STATED EXERCISE:
Count the lines in the data below where the string "panel" occurs, please, and give the number alone.
___ EXTRACTED INFORMATION ___
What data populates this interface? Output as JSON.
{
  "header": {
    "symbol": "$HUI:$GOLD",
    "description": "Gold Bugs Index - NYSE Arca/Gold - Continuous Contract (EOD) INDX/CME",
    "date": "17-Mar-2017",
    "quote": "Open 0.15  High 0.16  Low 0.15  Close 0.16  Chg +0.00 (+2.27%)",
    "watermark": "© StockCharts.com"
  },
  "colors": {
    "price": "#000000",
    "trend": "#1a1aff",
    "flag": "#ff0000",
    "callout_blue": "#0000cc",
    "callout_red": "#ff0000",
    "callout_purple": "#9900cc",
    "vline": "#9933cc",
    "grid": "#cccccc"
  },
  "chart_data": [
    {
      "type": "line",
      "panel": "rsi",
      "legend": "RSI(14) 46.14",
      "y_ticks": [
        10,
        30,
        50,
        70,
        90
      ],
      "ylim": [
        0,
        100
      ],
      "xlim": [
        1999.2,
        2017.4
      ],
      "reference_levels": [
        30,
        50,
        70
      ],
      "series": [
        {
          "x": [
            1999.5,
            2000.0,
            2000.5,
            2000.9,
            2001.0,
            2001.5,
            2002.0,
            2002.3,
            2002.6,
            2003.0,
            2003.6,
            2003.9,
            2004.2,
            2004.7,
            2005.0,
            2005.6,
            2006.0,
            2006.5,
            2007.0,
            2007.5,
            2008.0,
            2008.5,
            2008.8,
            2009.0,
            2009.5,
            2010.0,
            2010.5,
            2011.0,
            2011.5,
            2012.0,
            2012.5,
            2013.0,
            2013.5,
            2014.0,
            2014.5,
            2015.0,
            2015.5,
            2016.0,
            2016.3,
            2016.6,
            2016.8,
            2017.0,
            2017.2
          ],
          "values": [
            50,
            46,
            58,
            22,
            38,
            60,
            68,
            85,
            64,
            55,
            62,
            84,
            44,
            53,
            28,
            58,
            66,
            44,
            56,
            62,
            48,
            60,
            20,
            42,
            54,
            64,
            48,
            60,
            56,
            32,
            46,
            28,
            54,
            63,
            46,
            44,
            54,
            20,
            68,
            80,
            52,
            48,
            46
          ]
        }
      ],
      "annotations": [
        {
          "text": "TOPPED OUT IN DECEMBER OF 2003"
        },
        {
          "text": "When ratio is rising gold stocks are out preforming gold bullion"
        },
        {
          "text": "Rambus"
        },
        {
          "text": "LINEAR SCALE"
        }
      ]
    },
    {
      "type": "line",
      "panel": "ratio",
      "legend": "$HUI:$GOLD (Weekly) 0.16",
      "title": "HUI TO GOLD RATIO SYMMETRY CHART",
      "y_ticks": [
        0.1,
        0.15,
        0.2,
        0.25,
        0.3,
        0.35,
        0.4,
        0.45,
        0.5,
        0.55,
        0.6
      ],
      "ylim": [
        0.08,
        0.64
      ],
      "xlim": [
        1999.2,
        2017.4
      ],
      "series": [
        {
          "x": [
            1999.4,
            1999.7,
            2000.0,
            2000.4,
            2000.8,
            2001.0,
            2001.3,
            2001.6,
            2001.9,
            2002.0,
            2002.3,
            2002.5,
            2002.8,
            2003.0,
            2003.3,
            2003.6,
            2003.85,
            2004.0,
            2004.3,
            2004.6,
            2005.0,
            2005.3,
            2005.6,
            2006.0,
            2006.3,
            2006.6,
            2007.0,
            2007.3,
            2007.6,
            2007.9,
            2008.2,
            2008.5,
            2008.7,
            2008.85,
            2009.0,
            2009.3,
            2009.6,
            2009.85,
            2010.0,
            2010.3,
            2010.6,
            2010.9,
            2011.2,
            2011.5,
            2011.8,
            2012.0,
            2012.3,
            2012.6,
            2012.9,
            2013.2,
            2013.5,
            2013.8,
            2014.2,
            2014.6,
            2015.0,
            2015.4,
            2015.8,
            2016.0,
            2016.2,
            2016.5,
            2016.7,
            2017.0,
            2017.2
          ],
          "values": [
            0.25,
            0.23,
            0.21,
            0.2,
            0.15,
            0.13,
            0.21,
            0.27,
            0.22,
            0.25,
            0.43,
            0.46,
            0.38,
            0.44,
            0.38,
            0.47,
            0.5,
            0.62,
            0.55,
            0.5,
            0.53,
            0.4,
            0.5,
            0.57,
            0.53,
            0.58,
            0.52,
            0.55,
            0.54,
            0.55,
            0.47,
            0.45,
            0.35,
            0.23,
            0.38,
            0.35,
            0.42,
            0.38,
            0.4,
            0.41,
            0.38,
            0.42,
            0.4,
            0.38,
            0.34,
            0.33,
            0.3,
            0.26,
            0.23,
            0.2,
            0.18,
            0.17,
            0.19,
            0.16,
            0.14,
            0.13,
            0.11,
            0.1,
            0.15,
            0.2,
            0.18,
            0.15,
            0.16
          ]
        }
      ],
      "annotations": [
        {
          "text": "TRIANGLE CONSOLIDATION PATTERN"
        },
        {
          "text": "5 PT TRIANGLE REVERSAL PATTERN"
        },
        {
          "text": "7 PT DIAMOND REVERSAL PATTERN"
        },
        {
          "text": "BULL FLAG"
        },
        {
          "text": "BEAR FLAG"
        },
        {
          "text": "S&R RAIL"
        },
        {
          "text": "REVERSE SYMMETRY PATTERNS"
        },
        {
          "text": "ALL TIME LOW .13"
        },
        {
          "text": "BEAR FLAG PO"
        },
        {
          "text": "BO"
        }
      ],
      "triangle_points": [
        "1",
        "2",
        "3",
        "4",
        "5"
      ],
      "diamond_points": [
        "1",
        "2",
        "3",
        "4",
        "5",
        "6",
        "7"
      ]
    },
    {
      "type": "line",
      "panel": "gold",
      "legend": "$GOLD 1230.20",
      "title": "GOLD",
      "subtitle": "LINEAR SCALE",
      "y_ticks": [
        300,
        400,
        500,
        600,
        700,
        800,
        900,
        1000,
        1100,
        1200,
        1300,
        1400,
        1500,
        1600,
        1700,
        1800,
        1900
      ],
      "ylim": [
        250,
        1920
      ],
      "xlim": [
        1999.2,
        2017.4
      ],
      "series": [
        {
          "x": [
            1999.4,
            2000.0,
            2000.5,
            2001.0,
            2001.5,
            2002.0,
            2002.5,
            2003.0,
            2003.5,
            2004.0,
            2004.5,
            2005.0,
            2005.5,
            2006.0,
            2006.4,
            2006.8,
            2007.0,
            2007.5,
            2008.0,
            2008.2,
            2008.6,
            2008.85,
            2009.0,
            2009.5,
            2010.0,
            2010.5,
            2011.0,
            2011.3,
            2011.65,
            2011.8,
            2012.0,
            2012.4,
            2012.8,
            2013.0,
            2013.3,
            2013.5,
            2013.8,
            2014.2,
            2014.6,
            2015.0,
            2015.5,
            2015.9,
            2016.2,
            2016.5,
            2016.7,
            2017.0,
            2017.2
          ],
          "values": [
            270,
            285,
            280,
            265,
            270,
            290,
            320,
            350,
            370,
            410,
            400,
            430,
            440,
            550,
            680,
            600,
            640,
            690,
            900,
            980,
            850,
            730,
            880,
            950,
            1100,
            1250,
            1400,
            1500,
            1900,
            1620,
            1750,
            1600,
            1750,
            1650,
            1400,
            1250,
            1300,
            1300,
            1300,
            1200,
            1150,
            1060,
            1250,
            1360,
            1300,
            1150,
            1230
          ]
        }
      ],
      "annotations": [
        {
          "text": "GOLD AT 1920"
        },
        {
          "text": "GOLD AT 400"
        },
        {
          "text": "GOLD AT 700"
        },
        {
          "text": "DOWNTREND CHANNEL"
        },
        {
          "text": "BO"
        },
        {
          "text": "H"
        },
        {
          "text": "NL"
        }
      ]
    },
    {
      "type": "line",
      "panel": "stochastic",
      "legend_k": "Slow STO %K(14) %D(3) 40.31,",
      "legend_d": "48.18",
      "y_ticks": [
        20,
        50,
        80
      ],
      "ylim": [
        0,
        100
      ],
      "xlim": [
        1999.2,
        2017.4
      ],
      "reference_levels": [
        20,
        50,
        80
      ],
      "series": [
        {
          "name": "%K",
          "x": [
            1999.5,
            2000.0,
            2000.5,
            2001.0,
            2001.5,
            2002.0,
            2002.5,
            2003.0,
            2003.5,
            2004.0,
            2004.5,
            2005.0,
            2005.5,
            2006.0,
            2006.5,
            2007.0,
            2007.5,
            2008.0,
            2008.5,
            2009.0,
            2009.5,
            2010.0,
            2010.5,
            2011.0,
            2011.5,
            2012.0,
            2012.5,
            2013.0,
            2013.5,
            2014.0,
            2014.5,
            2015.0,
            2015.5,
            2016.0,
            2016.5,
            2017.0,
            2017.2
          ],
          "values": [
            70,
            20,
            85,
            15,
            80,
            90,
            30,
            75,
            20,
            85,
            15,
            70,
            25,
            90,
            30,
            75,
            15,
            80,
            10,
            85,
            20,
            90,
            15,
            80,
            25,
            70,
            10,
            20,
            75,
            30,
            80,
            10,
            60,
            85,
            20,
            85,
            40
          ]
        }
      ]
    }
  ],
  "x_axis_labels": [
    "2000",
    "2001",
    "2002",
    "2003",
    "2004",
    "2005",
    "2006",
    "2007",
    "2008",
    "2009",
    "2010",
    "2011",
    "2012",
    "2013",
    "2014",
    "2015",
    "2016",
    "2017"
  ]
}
___
THE REPLY:
4